__Your goal__
Each record is to be transcribed exactly.

Stored records
--- begin ---

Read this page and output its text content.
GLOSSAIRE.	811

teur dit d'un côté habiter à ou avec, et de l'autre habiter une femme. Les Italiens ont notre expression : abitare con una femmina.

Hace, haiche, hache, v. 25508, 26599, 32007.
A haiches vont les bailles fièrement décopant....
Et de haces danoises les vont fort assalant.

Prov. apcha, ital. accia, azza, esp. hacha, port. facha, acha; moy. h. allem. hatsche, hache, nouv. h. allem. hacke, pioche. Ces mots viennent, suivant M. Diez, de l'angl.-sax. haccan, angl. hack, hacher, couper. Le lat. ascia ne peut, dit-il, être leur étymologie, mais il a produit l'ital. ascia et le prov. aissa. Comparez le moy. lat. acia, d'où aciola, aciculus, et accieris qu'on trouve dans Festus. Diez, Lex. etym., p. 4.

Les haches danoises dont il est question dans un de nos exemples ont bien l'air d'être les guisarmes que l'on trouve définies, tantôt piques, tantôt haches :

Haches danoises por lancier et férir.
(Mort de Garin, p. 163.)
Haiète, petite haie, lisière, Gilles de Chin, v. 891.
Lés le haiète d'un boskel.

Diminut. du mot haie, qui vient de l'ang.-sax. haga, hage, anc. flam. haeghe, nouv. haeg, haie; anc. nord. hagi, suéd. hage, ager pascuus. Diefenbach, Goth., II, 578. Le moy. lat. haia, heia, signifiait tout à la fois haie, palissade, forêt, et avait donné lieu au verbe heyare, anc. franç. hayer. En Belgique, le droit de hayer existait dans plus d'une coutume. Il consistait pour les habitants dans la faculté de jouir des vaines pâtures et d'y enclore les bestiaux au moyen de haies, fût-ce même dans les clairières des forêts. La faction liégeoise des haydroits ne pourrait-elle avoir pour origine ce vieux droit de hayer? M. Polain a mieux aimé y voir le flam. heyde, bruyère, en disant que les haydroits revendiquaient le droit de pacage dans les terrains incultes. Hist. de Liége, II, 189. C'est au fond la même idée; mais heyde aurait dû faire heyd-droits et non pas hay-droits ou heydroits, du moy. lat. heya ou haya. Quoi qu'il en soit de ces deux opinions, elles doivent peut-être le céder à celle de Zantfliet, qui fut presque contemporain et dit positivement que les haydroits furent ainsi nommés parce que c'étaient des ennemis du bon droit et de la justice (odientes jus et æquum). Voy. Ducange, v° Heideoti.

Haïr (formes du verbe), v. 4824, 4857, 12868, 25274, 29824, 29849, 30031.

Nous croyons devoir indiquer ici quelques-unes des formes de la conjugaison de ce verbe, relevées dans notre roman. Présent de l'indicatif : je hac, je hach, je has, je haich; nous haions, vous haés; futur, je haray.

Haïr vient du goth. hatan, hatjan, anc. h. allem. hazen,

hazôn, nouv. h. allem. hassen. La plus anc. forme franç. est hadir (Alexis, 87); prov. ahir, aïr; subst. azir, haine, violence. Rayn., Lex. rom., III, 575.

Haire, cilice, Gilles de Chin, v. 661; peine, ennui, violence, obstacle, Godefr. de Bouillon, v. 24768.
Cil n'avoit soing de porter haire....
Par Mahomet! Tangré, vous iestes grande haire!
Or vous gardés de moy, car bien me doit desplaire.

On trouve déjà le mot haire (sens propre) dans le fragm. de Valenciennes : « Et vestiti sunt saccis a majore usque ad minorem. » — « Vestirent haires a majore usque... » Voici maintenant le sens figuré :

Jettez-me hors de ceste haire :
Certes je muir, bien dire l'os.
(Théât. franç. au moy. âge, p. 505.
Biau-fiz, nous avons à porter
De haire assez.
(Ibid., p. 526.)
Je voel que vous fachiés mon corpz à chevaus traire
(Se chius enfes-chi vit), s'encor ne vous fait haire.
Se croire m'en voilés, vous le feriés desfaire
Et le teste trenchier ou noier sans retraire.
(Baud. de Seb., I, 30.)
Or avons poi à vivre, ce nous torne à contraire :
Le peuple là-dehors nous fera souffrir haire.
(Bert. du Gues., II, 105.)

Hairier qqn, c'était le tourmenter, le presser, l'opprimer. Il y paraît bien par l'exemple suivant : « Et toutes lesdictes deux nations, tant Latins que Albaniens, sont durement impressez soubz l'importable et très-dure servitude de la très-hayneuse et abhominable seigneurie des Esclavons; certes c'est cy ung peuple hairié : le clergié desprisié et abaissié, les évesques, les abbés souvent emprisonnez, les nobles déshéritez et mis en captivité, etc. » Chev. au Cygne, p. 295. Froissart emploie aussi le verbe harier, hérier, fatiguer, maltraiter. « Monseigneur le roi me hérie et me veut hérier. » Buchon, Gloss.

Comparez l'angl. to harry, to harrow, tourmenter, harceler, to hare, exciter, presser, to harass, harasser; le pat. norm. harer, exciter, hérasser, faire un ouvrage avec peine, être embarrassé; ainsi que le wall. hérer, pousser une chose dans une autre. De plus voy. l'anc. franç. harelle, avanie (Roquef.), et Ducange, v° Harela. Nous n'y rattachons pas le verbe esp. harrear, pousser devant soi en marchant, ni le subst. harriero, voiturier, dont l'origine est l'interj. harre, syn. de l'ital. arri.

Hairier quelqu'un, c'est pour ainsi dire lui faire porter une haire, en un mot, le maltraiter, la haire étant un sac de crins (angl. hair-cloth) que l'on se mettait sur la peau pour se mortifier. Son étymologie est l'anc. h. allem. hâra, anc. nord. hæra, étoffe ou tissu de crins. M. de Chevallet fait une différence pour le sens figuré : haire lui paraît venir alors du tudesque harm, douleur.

--- end ---

__Output for this exercise__
Read this page and output its text content.
GLOSSAIRE.	811

teur dit d'un côté habiter à ou avec, et de l'autre habiter une femme. Les Italiens ont notre expression : abitare con una femmina.

Hace, haiche, hache, v. 25508, 26599, 32007.
A haiches vont les bailles fièrement décopant....
Et de haces danoises les vont fort assalant.

Prov. apcha, ital. accia, azza, esp. hacha, port. facha, acha; moy. h. allem. hatsche, hache, nouv. h. allem. hacke, pioche. Ces mots viennent, suivant M. Diez, de l'angl.-sax. haccan, angl. hack, hacher, couper. Le lat. ascia ne peut, dit-il, être leur étymologie, mais il a produit l'ital. ascia et le prov. aissa. Comparez le moy. lat. acia, d'où aciola, aciculus, et accieris qu'on trouve dans Festus. Diez, Lex. etym., p. 4.

Les haches danoises dont il est question dans un de nos exemples ont bien l'air d'être les guisarmes que l'on trouve définies, tantôt piques, tantôt haches :

Haches danoises por lancier et férir.
(Mort de Garin, p. 163.)
Haiète, petite haie, lisière, Gilles de Chin, v. 891.
Lés le haiète d'un boskel.

Diminut. du mot haie, qui vient de l'ang.-sax. haga, hage, anc. flam. haeghe, nouv. haeg, haie; anc. nord. hagi, suéd. hage, ager pascuus. Diefenbach, Goth., II, 578. Le moy. lat. haia, heia, signifiait tout à la fois haie, palissade, forêt, et avait donné lieu au verbe heyare, anc. franç. hayer. En Belgique, le droit de hayer existait dans plus d'une coutume. Il consistait pour les habitants dans la faculté de jouir des vaines pâtures et d'y enclore les bestiaux au moyen de haies, fût-ce même dans les clairières des forêts. La faction liégeoise des haydroits ne pourrait-elle avoir pour origine ce vieux droit de hayer? M. Polain a mieux aimé y voir le flam. heyde, bruyère, en disant que les haydroits revendiquaient le droit de pacage dans les terrains incultes. Hist. de Liége, II, 189. C'est au fond la même idée; mais heyde aurait dû faire heyd-droits et non pas hay-droits ou heydroits, du moy. lat. heya ou haya. Quoi qu'il en soit de ces deux opinions, elles doivent peut-être le céder à celle de Zantfliet, qui fut presque contemporain et dit positivement que les haydroits furent ainsi nommés parce que c'étaient des ennemis du bon droit et de la justice (odientes jus et æquum). Voy. Ducange, v° Heideoti.

Haïr (formes du verbe), v. 4824, 4857, 12868, 25274, 29824, 29849, 30031.

Nous croyons devoir indiquer ici quelques-unes des formes de la conjugaison de ce verbe, relevées dans notre roman. Présent de l'indicatif : je hac, je hach, je has, je haich; nous haions, vous haés; futur, je haray.

Haïr vient du goth. hatan, hatjan, anc. h. allem. hazen,

hazôn, nouv. h. allem. hassen. La plus anc. forme franç. est hadir (Alexis, 87); prov. ahir, aïr; subst. azir, haine, violence. Rayn., Lex. rom., III, 575.

Haire, cilice, Gilles de Chin, v. 661; peine, ennui, violence, obstacle, Godefr. de Bouillon, v. 24768.
Cil n'avoit soing de porter haire....
Par Mahomet! Tangré, vous iestes grande haire!
Or vous gardés de moy, car bien me doit desplaire.

On trouve déjà le mot haire (sens propre) dans le fragm. de Valenciennes : « Et vestiti sunt saccis a majore usque ad minorem. » — « Vestirent haires a majore usque... » Voici maintenant le sens figuré :

Jettez-me hors de ceste haire :
Certes je muir, bien dire l'os.
(Théât. franç. au moy. âge, p. 505.
Biau-fiz, nous avons à porter
De haire assez.
(Ibid., p. 526.)
Je voel que vous fachiés mon corpz à chevaus traire
(Se chius enfes-chi vit), s'encor ne vous fait haire.
Se croire m'en voilés, vous le feriés desfaire
Et le teste trenchier ou noier sans retraire.
(Baud. de Seb., I, 30.)
Or avons poi à vivre, ce nous torne à contraire :
Le peuple là-dehors nous fera souffrir haire.
(Bert. du Gues., II, 105.)

Hairier qqn, c'était le tourmenter, le presser, l'opprimer. Il y paraît bien par l'exemple suivant : « Et toutes lesdictes deux nations, tant Latins que Albaniens, sont durement impressez soubz l'importable et très-dure servitude de la très-hayneuse et abhominable seigneurie des Esclavons; certes c'est cy ung peuple hairié : le clergié desprisié et abaissié, les évesques, les abbés souvent emprisonnez, les nobles déshéritez et mis en captivité, etc. » Chev. au Cygne, p. 295. Froissart emploie aussi le verbe harier, hérier, fatiguer, maltraiter. « Monseigneur le roi me hérie et me veut hérier. » Buchon, Gloss.

Comparez l'angl. to harry, to harrow, tourmenter, harceler, to hare, exciter, presser, to harass, harasser; le pat. norm. harer, exciter, hérasser, faire un ouvrage avec peine, être embarrassé; ainsi que le wall. hérer, pousser une chose dans une autre. De plus voy. l'anc. franç. harelle, avanie (Roquef.), et Ducange, v° Harela. Nous n'y rattachons pas le verbe esp. harrear, pousser devant soi en marchant, ni le subst. harriero, voiturier, dont l'origine est l'interj. harre, syn. de l'ital. arri.

Hairier quelqu'un, c'est pour ainsi dire lui faire porter une haire, en un mot, le maltraiter, la haire étant un sac de crins (angl. hair-cloth) que l'on se mettait sur la peau pour se mortifier. Son étymologie est l'anc. h. allem. hâra, anc. nord. hæra, étoffe ou tissu de crins. M. de Chevallet fait une différence pour le sens figuré : haire lui paraît venir alors du tudesque harm, douleur.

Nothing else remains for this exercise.